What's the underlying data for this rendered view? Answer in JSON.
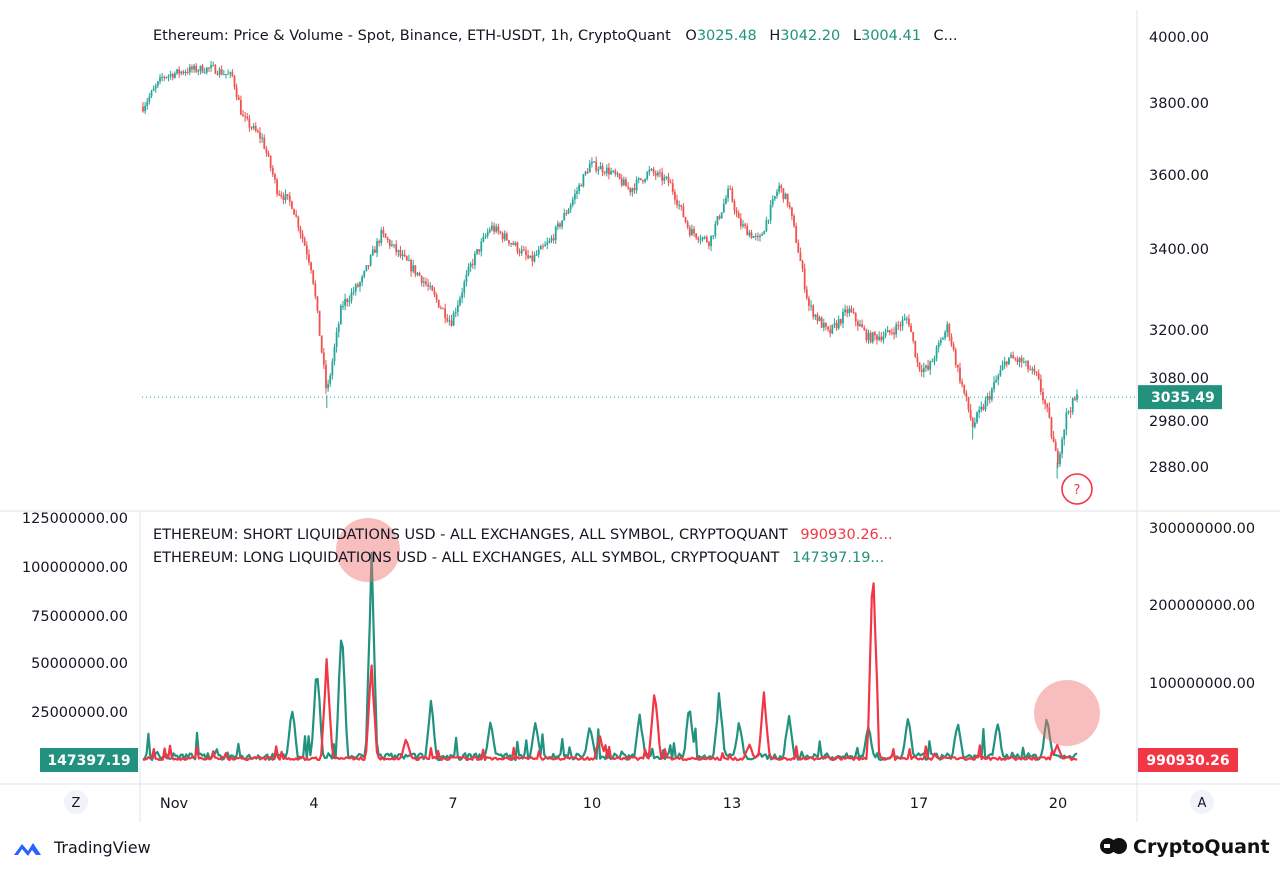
{
  "colors": {
    "up": "#26a69a",
    "down": "#ef5350",
    "accent_teal": "#22927f",
    "accent_red": "#f23645",
    "grid": "#e0e3eb",
    "text": "#131722",
    "muted": "#787b86",
    "highlight": "rgba(240,110,110,0.45)"
  },
  "price_pane": {
    "legend_title": "Ethereum: Price & Volume - Spot, Binance, ETH-USDT, 1h, CryptoQuant",
    "open_label": "O",
    "open_value": "3025.48",
    "high_label": "H",
    "high_value": "3042.20",
    "low_label": "L",
    "low_value": "3004.41",
    "close_label": "C...",
    "axis_ticks": [
      "4000.00",
      "3800.00",
      "3600.00",
      "3400.00",
      "3200.00",
      "3080.00",
      "2980.00",
      "2880.00"
    ],
    "last_price_badge": "3035.49",
    "question_marker": "?"
  },
  "liq_pane": {
    "short_legend": "ETHEREUM: SHORT LIQUIDATIONS USD - ALL EXCHANGES, ALL SYMBOL, CRYPTOQUANT",
    "short_value": "990930.26...",
    "long_legend": "ETHEREUM: LONG LIQUIDATIONS USD - ALL EXCHANGES, ALL SYMBOL, CRYPTOQUANT",
    "long_value": "147397.19...",
    "left_ticks": [
      "125000000.00",
      "100000000.00",
      "75000000.00",
      "50000000.00",
      "25000000.00"
    ],
    "right_ticks": [
      "300000000.00",
      "200000000.00",
      "100000000.00"
    ],
    "left_badge": "147397.19",
    "right_badge": "990930.26"
  },
  "time_axis": {
    "labels": [
      "Nov",
      "4",
      "7",
      "10",
      "13",
      "17",
      "20"
    ],
    "left_button": "Z",
    "right_button": "A"
  },
  "branding": {
    "tradingview_label": "TradingView",
    "cryptoquant_label": "CryptoQuant"
  },
  "chart_data": [
    {
      "type": "candlestick",
      "title": "Ethereum: Price & Volume - Spot, Binance, ETH-USDT, 1h, CryptoQuant",
      "x_range": [
        "Nov 1",
        "Nov 20"
      ],
      "ylim": [
        2800,
        4050
      ],
      "y_scale": "log",
      "last_price": 3035.49,
      "close_path": [
        [
          0,
          3790
        ],
        [
          2,
          3880
        ],
        [
          4.5,
          3900
        ],
        [
          7,
          3905
        ],
        [
          9,
          3880
        ],
        [
          10,
          3760
        ],
        [
          12,
          3700
        ],
        [
          13.5,
          3560
        ],
        [
          15,
          3520
        ],
        [
          17,
          3350
        ],
        [
          18.5,
          3040
        ],
        [
          20,
          3260
        ],
        [
          22,
          3320
        ],
        [
          24,
          3440
        ],
        [
          26,
          3380
        ],
        [
          28,
          3330
        ],
        [
          31,
          3220
        ],
        [
          33,
          3360
        ],
        [
          35,
          3460
        ],
        [
          37,
          3420
        ],
        [
          39,
          3370
        ],
        [
          41,
          3420
        ],
        [
          43,
          3520
        ],
        [
          45,
          3630
        ],
        [
          47,
          3610
        ],
        [
          49,
          3560
        ],
        [
          51,
          3610
        ],
        [
          53,
          3580
        ],
        [
          55,
          3450
        ],
        [
          57,
          3420
        ],
        [
          59,
          3560
        ],
        [
          60,
          3470
        ],
        [
          62,
          3420
        ],
        [
          64,
          3570
        ],
        [
          65,
          3520
        ],
        [
          67,
          3260
        ],
        [
          69,
          3190
        ],
        [
          71,
          3250
        ],
        [
          73,
          3180
        ],
        [
          75,
          3190
        ],
        [
          77,
          3230
        ],
        [
          78,
          3110
        ],
        [
          79,
          3100
        ],
        [
          81,
          3210
        ],
        [
          82,
          3100
        ],
        [
          83.5,
          2970
        ],
        [
          85,
          3030
        ],
        [
          87,
          3130
        ],
        [
          88.5,
          3120
        ],
        [
          90,
          3080
        ],
        [
          91,
          3000
        ],
        [
          92,
          2890
        ],
        [
          93,
          3000
        ],
        [
          94,
          3035
        ]
      ]
    },
    {
      "type": "line",
      "title": "Liquidations USD",
      "x_range": [
        "Nov 1",
        "Nov 20"
      ],
      "series": [
        {
          "name": "ETHEREUM: SHORT LIQUIDATIONS USD - ALL EXCHANGES, ALL SYMBOL, CRYPTOQUANT",
          "axis": "right",
          "ylim": [
            0,
            300000000
          ],
          "last_value": 990930.26,
          "spikes": [
            [
              18.5,
              140000000
            ],
            [
              23,
              130000000
            ],
            [
              26.5,
              30000000
            ],
            [
              46,
              32000000
            ],
            [
              51.5,
              105000000
            ],
            [
              61,
              22000000
            ],
            [
              62.5,
              90000000
            ],
            [
              73.5,
              280000000
            ],
            [
              92,
              20000000
            ]
          ]
        },
        {
          "name": "ETHEREUM: LONG LIQUIDATIONS USD - ALL EXCHANGES, ALL SYMBOL, CRYPTOQUANT",
          "axis": "left",
          "ylim": [
            0,
            125000000
          ],
          "last_value": 147397.19,
          "spikes": [
            [
              15,
              30000000
            ],
            [
              17.5,
              55000000
            ],
            [
              20,
              78000000
            ],
            [
              23,
              110000000
            ],
            [
              29,
              32000000
            ],
            [
              35,
              22000000
            ],
            [
              39.5,
              22000000
            ],
            [
              45,
              20000000
            ],
            [
              50,
              25000000
            ],
            [
              55,
              32000000
            ],
            [
              58,
              38000000
            ],
            [
              60,
              22000000
            ],
            [
              65,
              25000000
            ],
            [
              73,
              20000000
            ],
            [
              77,
              25000000
            ],
            [
              82,
              22000000
            ],
            [
              86,
              20000000
            ],
            [
              91,
              25000000
            ]
          ]
        }
      ]
    }
  ]
}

_Aim_
Repeat the material above in full and exactly, apart from the pictures.

_In response_
What's the underlying data for this rendered view? Answer in JSON.
{
  "colors": {
    "up": "#26a69a",
    "down": "#ef5350",
    "accent_teal": "#22927f",
    "accent_red": "#f23645",
    "grid": "#e0e3eb",
    "text": "#131722",
    "muted": "#787b86",
    "highlight": "rgba(240,110,110,0.45)"
  },
  "price_pane": {
    "legend_title": "Ethereum: Price & Volume - Spot, Binance, ETH-USDT, 1h, CryptoQuant",
    "open_label": "O",
    "open_value": "3025.48",
    "high_label": "H",
    "high_value": "3042.20",
    "low_label": "L",
    "low_value": "3004.41",
    "close_label": "C...",
    "axis_ticks": [
      "4000.00",
      "3800.00",
      "3600.00",
      "3400.00",
      "3200.00",
      "3080.00",
      "2980.00",
      "2880.00"
    ],
    "last_price_badge": "3035.49",
    "question_marker": "?"
  },
  "liq_pane": {
    "short_legend": "ETHEREUM: SHORT LIQUIDATIONS USD - ALL EXCHANGES, ALL SYMBOL, CRYPTOQUANT",
    "short_value": "990930.26...",
    "long_legend": "ETHEREUM: LONG LIQUIDATIONS USD - ALL EXCHANGES, ALL SYMBOL, CRYPTOQUANT",
    "long_value": "147397.19...",
    "left_ticks": [
      "125000000.00",
      "100000000.00",
      "75000000.00",
      "50000000.00",
      "25000000.00"
    ],
    "right_ticks": [
      "300000000.00",
      "200000000.00",
      "100000000.00"
    ],
    "left_badge": "147397.19",
    "right_badge": "990930.26"
  },
  "time_axis": {
    "labels": [
      "Nov",
      "4",
      "7",
      "10",
      "13",
      "17",
      "20"
    ],
    "left_button": "Z",
    "right_button": "A"
  },
  "branding": {
    "tradingview_label": "TradingView",
    "cryptoquant_label": "CryptoQuant"
  },
  "chart_data": [
    {
      "type": "candlestick",
      "title": "Ethereum: Price & Volume - Spot, Binance, ETH-USDT, 1h, CryptoQuant",
      "x_range": [
        "Nov 1",
        "Nov 20"
      ],
      "ylim": [
        2800,
        4050
      ],
      "y_scale": "log",
      "last_price": 3035.49,
      "close_path": [
        [
          0,
          3790
        ],
        [
          2,
          3880
        ],
        [
          4.5,
          3900
        ],
        [
          7,
          3905
        ],
        [
          9,
          3880
        ],
        [
          10,
          3760
        ],
        [
          12,
          3700
        ],
        [
          13.5,
          3560
        ],
        [
          15,
          3520
        ],
        [
          17,
          3350
        ],
        [
          18.5,
          3040
        ],
        [
          20,
          3260
        ],
        [
          22,
          3320
        ],
        [
          24,
          3440
        ],
        [
          26,
          3380
        ],
        [
          28,
          3330
        ],
        [
          31,
          3220
        ],
        [
          33,
          3360
        ],
        [
          35,
          3460
        ],
        [
          37,
          3420
        ],
        [
          39,
          3370
        ],
        [
          41,
          3420
        ],
        [
          43,
          3520
        ],
        [
          45,
          3630
        ],
        [
          47,
          3610
        ],
        [
          49,
          3560
        ],
        [
          51,
          3610
        ],
        [
          53,
          3580
        ],
        [
          55,
          3450
        ],
        [
          57,
          3420
        ],
        [
          59,
          3560
        ],
        [
          60,
          3470
        ],
        [
          62,
          3420
        ],
        [
          64,
          3570
        ],
        [
          65,
          3520
        ],
        [
          67,
          3260
        ],
        [
          69,
          3190
        ],
        [
          71,
          3250
        ],
        [
          73,
          3180
        ],
        [
          75,
          3190
        ],
        [
          77,
          3230
        ],
        [
          78,
          3110
        ],
        [
          79,
          3100
        ],
        [
          81,
          3210
        ],
        [
          82,
          3100
        ],
        [
          83.5,
          2970
        ],
        [
          85,
          3030
        ],
        [
          87,
          3130
        ],
        [
          88.5,
          3120
        ],
        [
          90,
          3080
        ],
        [
          91,
          3000
        ],
        [
          92,
          2890
        ],
        [
          93,
          3000
        ],
        [
          94,
          3035
        ]
      ]
    },
    {
      "type": "line",
      "title": "Liquidations USD",
      "x_range": [
        "Nov 1",
        "Nov 20"
      ],
      "series": [
        {
          "name": "ETHEREUM: SHORT LIQUIDATIONS USD - ALL EXCHANGES, ALL SYMBOL, CRYPTOQUANT",
          "axis": "right",
          "ylim": [
            0,
            300000000
          ],
          "last_value": 990930.26,
          "spikes": [
            [
              18.5,
              140000000
            ],
            [
              23,
              130000000
            ],
            [
              26.5,
              30000000
            ],
            [
              46,
              32000000
            ],
            [
              51.5,
              105000000
            ],
            [
              61,
              22000000
            ],
            [
              62.5,
              90000000
            ],
            [
              73.5,
              280000000
            ],
            [
              92,
              20000000
            ]
          ]
        },
        {
          "name": "ETHEREUM: LONG LIQUIDATIONS USD - ALL EXCHANGES, ALL SYMBOL, CRYPTOQUANT",
          "axis": "left",
          "ylim": [
            0,
            125000000
          ],
          "last_value": 147397.19,
          "spikes": [
            [
              15,
              30000000
            ],
            [
              17.5,
              55000000
            ],
            [
              20,
              78000000
            ],
            [
              23,
              110000000
            ],
            [
              29,
              32000000
            ],
            [
              35,
              22000000
            ],
            [
              39.5,
              22000000
            ],
            [
              45,
              20000000
            ],
            [
              50,
              25000000
            ],
            [
              55,
              32000000
            ],
            [
              58,
              38000000
            ],
            [
              60,
              22000000
            ],
            [
              65,
              25000000
            ],
            [
              73,
              20000000
            ],
            [
              77,
              25000000
            ],
            [
              82,
              22000000
            ],
            [
              86,
              20000000
            ],
            [
              91,
              25000000
            ]
          ]
        }
      ]
    }
  ]
}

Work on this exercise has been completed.